# [Supplied information]
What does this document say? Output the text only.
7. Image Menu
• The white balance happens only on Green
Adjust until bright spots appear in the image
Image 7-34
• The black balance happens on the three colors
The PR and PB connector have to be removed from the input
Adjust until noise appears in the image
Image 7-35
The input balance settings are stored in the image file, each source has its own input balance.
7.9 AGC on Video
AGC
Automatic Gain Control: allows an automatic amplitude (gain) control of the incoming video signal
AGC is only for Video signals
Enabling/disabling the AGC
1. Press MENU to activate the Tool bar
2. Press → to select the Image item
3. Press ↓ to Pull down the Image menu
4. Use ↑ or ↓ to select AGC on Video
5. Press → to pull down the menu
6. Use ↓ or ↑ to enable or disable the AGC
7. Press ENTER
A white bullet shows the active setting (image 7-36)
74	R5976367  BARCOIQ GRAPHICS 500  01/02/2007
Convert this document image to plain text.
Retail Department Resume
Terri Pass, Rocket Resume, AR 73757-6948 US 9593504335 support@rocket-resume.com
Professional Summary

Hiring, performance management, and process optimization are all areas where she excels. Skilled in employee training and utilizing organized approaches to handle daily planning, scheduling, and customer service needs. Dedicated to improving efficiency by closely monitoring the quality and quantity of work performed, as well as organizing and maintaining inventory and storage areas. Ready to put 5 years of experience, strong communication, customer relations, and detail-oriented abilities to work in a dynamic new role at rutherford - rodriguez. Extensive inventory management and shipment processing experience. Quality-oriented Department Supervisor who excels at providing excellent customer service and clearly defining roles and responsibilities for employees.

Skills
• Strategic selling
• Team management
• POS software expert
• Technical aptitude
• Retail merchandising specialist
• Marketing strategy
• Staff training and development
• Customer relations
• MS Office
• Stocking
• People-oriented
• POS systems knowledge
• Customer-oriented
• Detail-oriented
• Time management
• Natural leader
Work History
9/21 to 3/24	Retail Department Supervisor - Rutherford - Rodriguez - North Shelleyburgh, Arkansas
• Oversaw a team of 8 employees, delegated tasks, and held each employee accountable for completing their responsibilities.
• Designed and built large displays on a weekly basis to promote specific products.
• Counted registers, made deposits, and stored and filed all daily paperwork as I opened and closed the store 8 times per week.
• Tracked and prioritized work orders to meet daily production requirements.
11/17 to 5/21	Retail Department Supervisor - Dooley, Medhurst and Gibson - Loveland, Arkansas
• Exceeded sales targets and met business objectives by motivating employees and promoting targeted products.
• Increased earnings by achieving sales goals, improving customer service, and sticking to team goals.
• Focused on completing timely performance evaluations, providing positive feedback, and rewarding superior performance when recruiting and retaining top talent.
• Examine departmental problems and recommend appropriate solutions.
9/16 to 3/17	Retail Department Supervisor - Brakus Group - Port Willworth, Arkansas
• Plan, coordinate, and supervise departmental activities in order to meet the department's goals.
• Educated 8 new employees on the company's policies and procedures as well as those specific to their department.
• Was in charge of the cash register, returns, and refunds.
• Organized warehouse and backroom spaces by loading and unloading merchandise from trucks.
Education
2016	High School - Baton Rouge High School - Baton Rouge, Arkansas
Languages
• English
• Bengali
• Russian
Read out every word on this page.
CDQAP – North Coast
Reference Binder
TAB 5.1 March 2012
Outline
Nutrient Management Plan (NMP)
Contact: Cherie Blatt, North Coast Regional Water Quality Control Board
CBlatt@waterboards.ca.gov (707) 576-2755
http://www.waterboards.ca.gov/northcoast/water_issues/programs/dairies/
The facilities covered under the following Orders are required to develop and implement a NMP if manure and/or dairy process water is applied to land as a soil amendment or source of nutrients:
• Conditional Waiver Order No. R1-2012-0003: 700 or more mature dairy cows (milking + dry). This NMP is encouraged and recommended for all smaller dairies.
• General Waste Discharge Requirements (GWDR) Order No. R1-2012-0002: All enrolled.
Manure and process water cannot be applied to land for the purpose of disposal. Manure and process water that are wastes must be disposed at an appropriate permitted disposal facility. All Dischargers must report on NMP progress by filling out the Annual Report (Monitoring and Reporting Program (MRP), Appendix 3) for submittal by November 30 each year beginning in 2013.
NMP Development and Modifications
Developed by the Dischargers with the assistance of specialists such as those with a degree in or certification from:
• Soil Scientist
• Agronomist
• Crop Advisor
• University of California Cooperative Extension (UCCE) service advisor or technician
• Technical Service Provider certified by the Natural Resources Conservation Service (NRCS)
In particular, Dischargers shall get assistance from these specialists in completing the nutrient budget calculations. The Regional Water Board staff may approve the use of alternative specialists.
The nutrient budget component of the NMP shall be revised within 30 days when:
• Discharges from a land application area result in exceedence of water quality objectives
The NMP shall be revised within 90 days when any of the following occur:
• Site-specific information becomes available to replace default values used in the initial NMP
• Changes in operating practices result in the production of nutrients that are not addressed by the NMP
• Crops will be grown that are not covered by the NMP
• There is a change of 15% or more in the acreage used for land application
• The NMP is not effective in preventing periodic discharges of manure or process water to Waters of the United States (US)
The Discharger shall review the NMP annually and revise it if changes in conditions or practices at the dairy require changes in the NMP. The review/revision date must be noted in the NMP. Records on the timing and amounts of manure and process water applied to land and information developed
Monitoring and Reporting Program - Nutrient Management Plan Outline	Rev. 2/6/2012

# [Instructions for the task]
Quote each line above in full, word for word.

# [Finished answer]
What does this document say? Output the text only.
7. Image Menu
• The white balance happens only on Green
Adjust until bright spots appear in the image
Image 7-34
• The black balance happens on the three colors
The PR and PB connector have to be removed from the input
Adjust until noise appears in the image
Image 7-35
The input balance settings are stored in the image file, each source has its own input balance.
7.9 AGC on Video
AGC
Automatic Gain Control: allows an automatic amplitude (gain) control of the incoming video signal
AGC is only for Video signals
Enabling/disabling the AGC
1. Press MENU to activate the Tool bar
2. Press → to select the Image item
3. Press ↓ to Pull down the Image menu
4. Use ↑ or ↓ to select AGC on Video
5. Press → to pull down the menu
6. Use ↓ or ↑ to enable or disable the AGC
7. Press ENTER
A white bullet shows the active setting (image 7-36)
74	R5976367  BARCOIQ GRAPHICS 500  01/02/2007
Convert this document image to plain text.
Retail Department Resume
Terri Pass, Rocket Resume, AR 73757-6948 US 9593504335 support@rocket-resume.com
Professional Summary

Hiring, performance management, and process optimization are all areas where she excels. Skilled in employee training and utilizing organized approaches to handle daily planning, scheduling, and customer service needs. Dedicated to improving efficiency by closely monitoring the quality and quantity of work performed, as well as organizing and maintaining inventory and storage areas. Ready to put 5 years of experience, strong communication, customer relations, and detail-oriented abilities to work in a dynamic new role at rutherford - rodriguez. Extensive inventory management and shipment processing experience. Quality-oriented Department Supervisor who excels at providing excellent customer service and clearly defining roles and responsibilities for employees.

Skills
• Strategic selling
• Team management
• POS software expert
• Technical aptitude
• Retail merchandising specialist
• Marketing strategy
• Staff training and development
• Customer relations
• MS Office
• Stocking
• People-oriented
• POS systems knowledge
• Customer-oriented
• Detail-oriented
• Time management
• Natural leader
Work History
9/21 to 3/24	Retail Department Supervisor - Rutherford - Rodriguez - North Shelleyburgh, Arkansas
• Oversaw a team of 8 employees, delegated tasks, and held each employee accountable for completing their responsibilities.
• Designed and built large displays on a weekly basis to promote specific products.
• Counted registers, made deposits, and stored and filed all daily paperwork as I opened and closed the store 8 times per week.
• Tracked and prioritized work orders to meet daily production requirements.
11/17 to 5/21	Retail Department Supervisor - Dooley, Medhurst and Gibson - Loveland, Arkansas
• Exceeded sales targets and met business objectives by motivating employees and promoting targeted products.
• Increased earnings by achieving sales goals, improving customer service, and sticking to team goals.
• Focused on completing timely performance evaluations, providing positive feedback, and rewarding superior performance when recruiting and retaining top talent.
• Examine departmental problems and recommend appropriate solutions.
9/16 to 3/17	Retail Department Supervisor - Brakus Group - Port Willworth, Arkansas
• Plan, coordinate, and supervise departmental activities in order to meet the department's goals.
• Educated 8 new employees on the company's policies and procedures as well as those specific to their department.
• Was in charge of the cash register, returns, and refunds.
• Organized warehouse and backroom spaces by loading and unloading merchandise from trucks.
Education
2016	High School - Baton Rouge High School - Baton Rouge, Arkansas
Languages
• English
• Bengali
• Russian
Read out every word on this page.
CDQAP – North Coast
Reference Binder
TAB 5.1 March 2012
Outline
Nutrient Management Plan (NMP)
Contact: Cherie Blatt, North Coast Regional Water Quality Control Board
CBlatt@waterboards.ca.gov (707) 576-2755
http://www.waterboards.ca.gov/northcoast/water_issues/programs/dairies/
The facilities covered under the following Orders are required to develop and implement a NMP if manure and/or dairy process water is applied to land as a soil amendment or source of nutrients:
• Conditional Waiver Order No. R1-2012-0003: 700 or more mature dairy cows (milking + dry). This NMP is encouraged and recommended for all smaller dairies.
• General Waste Discharge Requirements (GWDR) Order No. R1-2012-0002: All enrolled.
Manure and process water cannot be applied to land for the purpose of disposal. Manure and process water that are wastes must be disposed at an appropriate permitted disposal facility. All Dischargers must report on NMP progress by filling out the Annual Report (Monitoring and Reporting Program (MRP), Appendix 3) for submittal by November 30 each year beginning in 2013.
NMP Development and Modifications
Developed by the Dischargers with the assistance of specialists such as those with a degree in or certification from:
• Soil Scientist
• Agronomist
• Crop Advisor
• University of California Cooperative Extension (UCCE) service advisor or technician
• Technical Service Provider certified by the Natural Resources Conservation Service (NRCS)
In particular, Dischargers shall get assistance from these specialists in completing the nutrient budget calculations. The Regional Water Board staff may approve the use of alternative specialists.
The nutrient budget component of the NMP shall be revised within 30 days when:
• Discharges from a land application area result in exceedence of water quality objectives
The NMP shall be revised within 90 days when any of the following occur:
• Site-specific information becomes available to replace default values used in the initial NMP
• Changes in operating practices result in the production of nutrients that are not addressed by the NMP
• Crops will be grown that are not covered by the NMP
• There is a change of 15% or more in the acreage used for land application
• The NMP is not effective in preventing periodic discharges of manure or process water to Waters of the United States (US)
The Discharger shall review the NMP annually and revise it if changes in conditions or practices at the dairy require changes in the NMP. The review/revision date must be noted in the NMP. Records on the timing and amounts of manure and process water applied to land and information developed
Monitoring and Reporting Program - Nutrient Management Plan Outline	Rev. 2/6/2012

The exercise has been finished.